— Task to complete —
Using the data below, gather each line that includes the word "What".

___ Dataset records

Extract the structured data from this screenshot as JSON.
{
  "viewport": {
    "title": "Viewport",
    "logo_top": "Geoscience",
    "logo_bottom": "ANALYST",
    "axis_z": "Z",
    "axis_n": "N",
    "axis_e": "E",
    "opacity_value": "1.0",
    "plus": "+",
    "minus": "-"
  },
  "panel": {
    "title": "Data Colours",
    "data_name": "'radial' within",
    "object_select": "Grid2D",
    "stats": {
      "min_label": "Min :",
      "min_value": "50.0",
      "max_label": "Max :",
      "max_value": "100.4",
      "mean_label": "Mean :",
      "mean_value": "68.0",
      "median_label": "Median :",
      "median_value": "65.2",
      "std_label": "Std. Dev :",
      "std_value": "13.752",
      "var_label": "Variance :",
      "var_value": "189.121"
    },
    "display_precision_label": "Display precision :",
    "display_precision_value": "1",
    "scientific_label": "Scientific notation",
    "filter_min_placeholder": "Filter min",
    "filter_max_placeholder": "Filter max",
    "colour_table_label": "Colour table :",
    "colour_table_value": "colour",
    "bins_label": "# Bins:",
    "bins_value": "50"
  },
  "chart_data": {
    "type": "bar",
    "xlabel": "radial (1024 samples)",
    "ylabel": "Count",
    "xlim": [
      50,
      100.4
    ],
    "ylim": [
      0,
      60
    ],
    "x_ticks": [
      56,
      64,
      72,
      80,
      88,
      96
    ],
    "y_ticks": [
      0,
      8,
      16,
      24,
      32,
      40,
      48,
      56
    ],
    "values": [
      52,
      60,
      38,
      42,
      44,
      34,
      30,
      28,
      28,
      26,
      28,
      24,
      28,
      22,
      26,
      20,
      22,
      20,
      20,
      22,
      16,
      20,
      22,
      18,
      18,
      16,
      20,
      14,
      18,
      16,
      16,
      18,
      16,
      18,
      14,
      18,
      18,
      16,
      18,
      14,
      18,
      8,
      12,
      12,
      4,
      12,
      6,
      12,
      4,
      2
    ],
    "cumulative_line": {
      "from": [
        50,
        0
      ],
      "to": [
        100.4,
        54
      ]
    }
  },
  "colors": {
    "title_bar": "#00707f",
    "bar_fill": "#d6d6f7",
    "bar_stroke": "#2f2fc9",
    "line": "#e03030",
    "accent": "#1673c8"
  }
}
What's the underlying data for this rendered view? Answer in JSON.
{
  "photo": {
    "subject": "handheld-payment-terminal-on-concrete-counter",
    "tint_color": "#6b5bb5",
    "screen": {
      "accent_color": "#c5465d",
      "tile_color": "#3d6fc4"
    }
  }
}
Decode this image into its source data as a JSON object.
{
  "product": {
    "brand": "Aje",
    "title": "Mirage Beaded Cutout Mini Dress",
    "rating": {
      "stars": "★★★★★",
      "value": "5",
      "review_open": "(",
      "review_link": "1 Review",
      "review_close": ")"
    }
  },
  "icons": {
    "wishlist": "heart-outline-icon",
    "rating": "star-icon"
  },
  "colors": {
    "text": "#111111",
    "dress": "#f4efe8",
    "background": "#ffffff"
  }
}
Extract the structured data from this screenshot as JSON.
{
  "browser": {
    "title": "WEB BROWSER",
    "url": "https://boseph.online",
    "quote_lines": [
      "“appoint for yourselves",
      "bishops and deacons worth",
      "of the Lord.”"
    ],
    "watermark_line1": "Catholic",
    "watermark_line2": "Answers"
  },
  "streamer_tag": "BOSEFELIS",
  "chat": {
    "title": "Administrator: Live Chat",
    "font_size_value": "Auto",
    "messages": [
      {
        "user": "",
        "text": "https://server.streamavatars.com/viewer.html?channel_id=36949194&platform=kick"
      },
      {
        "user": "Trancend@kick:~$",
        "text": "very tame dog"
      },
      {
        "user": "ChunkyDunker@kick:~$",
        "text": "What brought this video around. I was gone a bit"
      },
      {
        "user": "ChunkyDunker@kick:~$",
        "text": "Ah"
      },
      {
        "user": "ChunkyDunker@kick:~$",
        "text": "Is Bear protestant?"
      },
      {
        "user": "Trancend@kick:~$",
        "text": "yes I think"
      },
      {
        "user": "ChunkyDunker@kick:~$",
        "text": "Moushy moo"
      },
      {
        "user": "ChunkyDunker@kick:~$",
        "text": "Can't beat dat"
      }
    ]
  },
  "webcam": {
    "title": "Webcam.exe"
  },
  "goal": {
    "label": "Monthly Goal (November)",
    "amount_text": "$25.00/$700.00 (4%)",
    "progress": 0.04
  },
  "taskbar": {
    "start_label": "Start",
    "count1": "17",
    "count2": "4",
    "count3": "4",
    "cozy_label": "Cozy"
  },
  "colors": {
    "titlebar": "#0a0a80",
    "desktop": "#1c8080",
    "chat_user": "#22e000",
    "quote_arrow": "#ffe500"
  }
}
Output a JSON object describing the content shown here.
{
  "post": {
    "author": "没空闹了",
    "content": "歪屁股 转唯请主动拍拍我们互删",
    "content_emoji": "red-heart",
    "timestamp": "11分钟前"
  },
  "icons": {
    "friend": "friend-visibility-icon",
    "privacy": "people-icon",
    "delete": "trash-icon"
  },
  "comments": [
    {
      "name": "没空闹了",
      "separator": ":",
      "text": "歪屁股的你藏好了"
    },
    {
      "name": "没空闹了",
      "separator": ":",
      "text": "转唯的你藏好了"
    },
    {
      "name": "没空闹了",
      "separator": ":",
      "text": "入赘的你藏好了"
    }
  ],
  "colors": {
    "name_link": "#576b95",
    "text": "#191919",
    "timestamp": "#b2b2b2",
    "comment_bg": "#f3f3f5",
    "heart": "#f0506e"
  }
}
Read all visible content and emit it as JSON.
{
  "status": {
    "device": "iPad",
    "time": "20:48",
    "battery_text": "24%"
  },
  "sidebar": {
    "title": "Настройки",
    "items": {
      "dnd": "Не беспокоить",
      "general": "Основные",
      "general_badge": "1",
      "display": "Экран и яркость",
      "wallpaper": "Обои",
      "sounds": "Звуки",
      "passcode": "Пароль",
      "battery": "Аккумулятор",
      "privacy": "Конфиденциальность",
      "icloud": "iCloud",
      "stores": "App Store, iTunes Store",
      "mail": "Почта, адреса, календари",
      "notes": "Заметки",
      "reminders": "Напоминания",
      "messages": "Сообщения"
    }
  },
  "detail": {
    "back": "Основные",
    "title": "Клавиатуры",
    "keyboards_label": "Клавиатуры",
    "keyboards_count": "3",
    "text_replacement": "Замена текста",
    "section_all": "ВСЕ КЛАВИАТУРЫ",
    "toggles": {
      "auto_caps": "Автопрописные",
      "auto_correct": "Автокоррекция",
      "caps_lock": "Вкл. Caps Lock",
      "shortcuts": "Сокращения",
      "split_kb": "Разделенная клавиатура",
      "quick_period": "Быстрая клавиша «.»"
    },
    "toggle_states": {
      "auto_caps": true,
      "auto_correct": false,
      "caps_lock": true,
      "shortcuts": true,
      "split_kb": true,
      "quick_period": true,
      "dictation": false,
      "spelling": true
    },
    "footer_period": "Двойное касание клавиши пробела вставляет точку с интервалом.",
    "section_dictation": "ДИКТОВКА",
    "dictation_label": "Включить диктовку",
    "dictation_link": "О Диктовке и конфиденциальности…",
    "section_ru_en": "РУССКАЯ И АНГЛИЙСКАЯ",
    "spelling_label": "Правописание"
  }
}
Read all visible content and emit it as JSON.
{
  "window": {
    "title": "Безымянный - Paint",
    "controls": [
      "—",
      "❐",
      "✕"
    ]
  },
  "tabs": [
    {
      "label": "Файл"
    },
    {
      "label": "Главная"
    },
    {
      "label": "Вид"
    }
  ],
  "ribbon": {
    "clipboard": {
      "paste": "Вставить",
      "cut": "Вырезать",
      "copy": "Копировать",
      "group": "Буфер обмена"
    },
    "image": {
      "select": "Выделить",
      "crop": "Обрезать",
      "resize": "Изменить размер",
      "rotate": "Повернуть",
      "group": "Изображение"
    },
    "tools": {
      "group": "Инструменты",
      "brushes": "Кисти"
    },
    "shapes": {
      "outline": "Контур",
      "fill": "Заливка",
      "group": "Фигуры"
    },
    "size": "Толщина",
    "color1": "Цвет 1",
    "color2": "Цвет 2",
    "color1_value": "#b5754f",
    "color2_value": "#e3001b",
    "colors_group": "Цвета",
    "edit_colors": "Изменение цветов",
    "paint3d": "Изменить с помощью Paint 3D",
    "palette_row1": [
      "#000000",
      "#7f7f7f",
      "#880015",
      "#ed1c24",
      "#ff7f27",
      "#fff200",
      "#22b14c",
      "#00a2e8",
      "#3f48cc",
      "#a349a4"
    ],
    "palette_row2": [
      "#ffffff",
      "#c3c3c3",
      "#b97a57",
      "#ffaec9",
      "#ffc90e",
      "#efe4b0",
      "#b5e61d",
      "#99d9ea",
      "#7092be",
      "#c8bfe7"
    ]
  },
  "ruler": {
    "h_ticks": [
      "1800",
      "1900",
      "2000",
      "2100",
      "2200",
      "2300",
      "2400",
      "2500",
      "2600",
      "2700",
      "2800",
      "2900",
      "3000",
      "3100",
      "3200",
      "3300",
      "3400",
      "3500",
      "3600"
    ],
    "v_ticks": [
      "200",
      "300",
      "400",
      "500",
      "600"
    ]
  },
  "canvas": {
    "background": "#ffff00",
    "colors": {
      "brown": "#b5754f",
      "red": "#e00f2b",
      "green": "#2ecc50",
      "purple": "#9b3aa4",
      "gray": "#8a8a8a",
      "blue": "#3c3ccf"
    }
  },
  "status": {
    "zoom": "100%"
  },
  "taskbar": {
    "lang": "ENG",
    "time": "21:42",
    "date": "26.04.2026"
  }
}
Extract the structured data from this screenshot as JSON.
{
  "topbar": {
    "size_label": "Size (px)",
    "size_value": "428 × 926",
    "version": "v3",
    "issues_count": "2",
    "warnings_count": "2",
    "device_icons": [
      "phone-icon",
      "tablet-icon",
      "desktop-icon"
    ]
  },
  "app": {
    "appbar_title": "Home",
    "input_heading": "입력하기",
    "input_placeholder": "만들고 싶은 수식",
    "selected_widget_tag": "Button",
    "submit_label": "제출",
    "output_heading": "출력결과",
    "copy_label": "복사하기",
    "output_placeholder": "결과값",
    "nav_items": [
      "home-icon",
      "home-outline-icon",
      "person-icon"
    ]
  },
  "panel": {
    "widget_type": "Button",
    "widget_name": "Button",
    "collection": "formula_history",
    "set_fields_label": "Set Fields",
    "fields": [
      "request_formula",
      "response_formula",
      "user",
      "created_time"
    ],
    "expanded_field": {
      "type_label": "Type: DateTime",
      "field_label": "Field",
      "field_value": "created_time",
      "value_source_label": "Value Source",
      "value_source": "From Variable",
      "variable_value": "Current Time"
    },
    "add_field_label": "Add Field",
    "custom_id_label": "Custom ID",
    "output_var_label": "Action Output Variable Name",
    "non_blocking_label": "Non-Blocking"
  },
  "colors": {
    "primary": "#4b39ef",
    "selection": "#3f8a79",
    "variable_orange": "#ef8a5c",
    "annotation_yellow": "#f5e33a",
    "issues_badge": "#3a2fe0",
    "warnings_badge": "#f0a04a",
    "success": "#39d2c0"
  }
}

______

— Output —
What's the underlying data for this rendered view? Answer in JSON.
        "text": "What brought this video around. I was gone a bit"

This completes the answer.